> **Page text**
■ ■ ■ ■

Putin ruled Russia as president from 2000-2008 with a steely command that was widely criticized in the West as a retreat from democracy. Because constitutional changes have extended the presidential term to six years from four, Putin's power is likely to be even more enhanced. If he wins two terms in a row, Putin will have been atop the Russian hierarchy for almost a quarter century.
Putin's nomination at a congress of the United Russia party end months of intense speculation as to whether he would seek to return to the Kremlin or whether he would allow the more mild-mannered and reform-leaning Medvedev to seek another term in next year's election.
Despite apparently growing discontent among ordinary Russians with the party, United Russia exerts such an overwhelming presence in the country's politics that Putin's election and Medvedev's switch to the premiership is virtually ensured.
Not only have genuine opposition parties been marginalized, but Putin's personal popularity is immense among Russians who laud him as the strong and decisive figure needed by a sprawling country troubled by corruption, an Islamist insurgency and a vast gap between the impoverished and the grandiosely super-rich.

■ ■ ■ ■

> **Directive**
Please check the page text: how long is the Russian presidential term after the constitutional changes, and how long was it before?

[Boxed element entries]
■ ■ ■ ■

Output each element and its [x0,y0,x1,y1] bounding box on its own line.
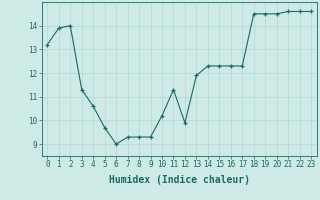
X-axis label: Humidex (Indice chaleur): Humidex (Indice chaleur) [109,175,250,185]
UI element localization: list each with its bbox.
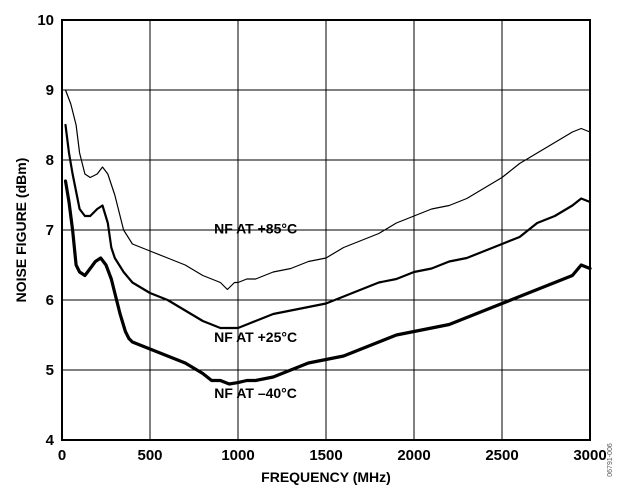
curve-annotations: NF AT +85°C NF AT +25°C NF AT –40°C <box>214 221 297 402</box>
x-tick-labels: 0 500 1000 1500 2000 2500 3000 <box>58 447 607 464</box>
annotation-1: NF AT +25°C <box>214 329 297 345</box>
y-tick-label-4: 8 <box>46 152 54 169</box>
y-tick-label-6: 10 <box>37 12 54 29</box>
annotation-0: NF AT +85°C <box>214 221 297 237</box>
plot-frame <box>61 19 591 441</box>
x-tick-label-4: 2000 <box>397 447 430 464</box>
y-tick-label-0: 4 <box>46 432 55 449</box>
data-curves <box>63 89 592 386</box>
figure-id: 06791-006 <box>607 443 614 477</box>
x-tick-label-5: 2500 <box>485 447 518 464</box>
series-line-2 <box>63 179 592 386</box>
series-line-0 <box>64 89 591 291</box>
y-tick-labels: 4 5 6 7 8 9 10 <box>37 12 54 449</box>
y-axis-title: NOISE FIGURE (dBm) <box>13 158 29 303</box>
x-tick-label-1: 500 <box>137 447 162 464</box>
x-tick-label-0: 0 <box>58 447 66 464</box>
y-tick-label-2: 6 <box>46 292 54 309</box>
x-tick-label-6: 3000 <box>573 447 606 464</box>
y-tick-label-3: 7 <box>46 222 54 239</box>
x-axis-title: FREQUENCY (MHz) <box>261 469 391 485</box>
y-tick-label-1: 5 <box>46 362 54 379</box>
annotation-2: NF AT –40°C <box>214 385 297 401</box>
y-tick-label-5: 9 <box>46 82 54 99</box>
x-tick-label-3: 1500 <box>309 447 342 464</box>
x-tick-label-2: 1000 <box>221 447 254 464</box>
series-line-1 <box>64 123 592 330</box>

■ ■ ■ ■

> **Answer to this task**
Six years, up from four.